Written problem ▸
Please rewrite the parent letters from "In conclusion, your" to "letter 21 2013)", using "teenager" in place of "son or daughter".

In conclusion, your son or daughter is taking a very difficult course which will provide them with key study strategies to facilitate success at the University level.  Despite its challenges, this course promotes decision making and critical thinking and will make your child’s college experience better.  (Parent letter 21 2013)

 

The college experiences that AP World History will expose to your student are those required to be successful in a typical college classroom.  AP World History is run in cooperation with local universities and can serve as college credits for your student’s upcoming college program.  This is exciting in itself.  But, your student will also experience the need for the study skills required to be successful in a real college course.  Practicing these skills, prior to actually participating on-campus, will prove to be a valuable confidence-building exercise.  Then, at the conclusion of the course, your student will have the opportunity to take his/her first college-style final exam.  During this test, your student will be exposed to the type of test (ie. format and content) that he/she can expect to see on campus.  Upon successful completion of this optional final exam, your student will have successfully earned his first college credits.  This is big; your student is now on his/her way to achieving that all-important college education. (Parent letter 19 2013)

 

Your child will need to be focused and driven to succeed in this class, there is approximately 1-2 hours of reading every night for homework which in my opinion is the minimum amount of time. In the classroom they have questions that

pertain to the reading from the night before as well as lectures and quizzes that will be given through out the year. I feel this is a good class so the student can prepare the future and what advance classes can offer them. Provided they score high on their AP exams, this is also a great way to earn college credit. (Parent letter 17 2013)

Information shown ▸
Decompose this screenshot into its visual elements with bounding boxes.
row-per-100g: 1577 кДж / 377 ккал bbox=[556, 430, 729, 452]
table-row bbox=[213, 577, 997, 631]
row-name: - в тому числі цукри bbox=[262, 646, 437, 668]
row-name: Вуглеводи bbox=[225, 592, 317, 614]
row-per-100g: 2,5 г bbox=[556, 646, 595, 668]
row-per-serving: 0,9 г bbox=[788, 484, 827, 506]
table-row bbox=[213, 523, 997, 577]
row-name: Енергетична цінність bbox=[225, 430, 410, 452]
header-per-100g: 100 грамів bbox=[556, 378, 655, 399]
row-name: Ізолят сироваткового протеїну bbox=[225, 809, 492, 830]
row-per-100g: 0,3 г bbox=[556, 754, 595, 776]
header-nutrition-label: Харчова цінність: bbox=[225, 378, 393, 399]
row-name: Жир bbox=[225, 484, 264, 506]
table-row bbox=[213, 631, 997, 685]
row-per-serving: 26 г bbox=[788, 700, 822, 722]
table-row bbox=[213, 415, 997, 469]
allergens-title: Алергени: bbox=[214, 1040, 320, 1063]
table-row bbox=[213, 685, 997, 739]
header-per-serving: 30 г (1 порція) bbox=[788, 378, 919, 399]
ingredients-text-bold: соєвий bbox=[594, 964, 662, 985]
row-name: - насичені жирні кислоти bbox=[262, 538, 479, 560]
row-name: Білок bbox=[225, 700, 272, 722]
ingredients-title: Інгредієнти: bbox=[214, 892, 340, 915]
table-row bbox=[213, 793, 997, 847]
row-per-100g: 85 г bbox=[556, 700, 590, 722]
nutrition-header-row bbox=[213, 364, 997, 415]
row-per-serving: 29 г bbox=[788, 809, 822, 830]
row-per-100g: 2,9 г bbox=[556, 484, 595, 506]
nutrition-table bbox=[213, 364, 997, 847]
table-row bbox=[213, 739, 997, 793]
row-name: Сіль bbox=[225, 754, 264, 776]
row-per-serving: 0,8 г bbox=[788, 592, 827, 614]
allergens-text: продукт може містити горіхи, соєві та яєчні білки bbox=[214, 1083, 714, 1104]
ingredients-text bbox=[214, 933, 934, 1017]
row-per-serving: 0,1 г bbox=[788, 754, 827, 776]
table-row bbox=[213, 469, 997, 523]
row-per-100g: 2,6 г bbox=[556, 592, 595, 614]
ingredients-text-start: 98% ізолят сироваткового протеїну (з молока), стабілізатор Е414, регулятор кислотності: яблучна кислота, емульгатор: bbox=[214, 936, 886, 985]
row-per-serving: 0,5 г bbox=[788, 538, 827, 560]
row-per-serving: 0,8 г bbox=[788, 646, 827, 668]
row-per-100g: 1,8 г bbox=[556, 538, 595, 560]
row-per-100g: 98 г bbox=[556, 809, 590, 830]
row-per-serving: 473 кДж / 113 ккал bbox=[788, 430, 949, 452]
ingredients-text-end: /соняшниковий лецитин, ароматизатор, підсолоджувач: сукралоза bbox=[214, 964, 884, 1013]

Solution ▸
In conclusion, your teenager is taking a very difficult course which will provide them with key study strategies to facilitate success at the University level.  Despite its challenges, this course promotes decision making and critical thinking and will make your child’s college experience better.  (Parent letter 21 2013)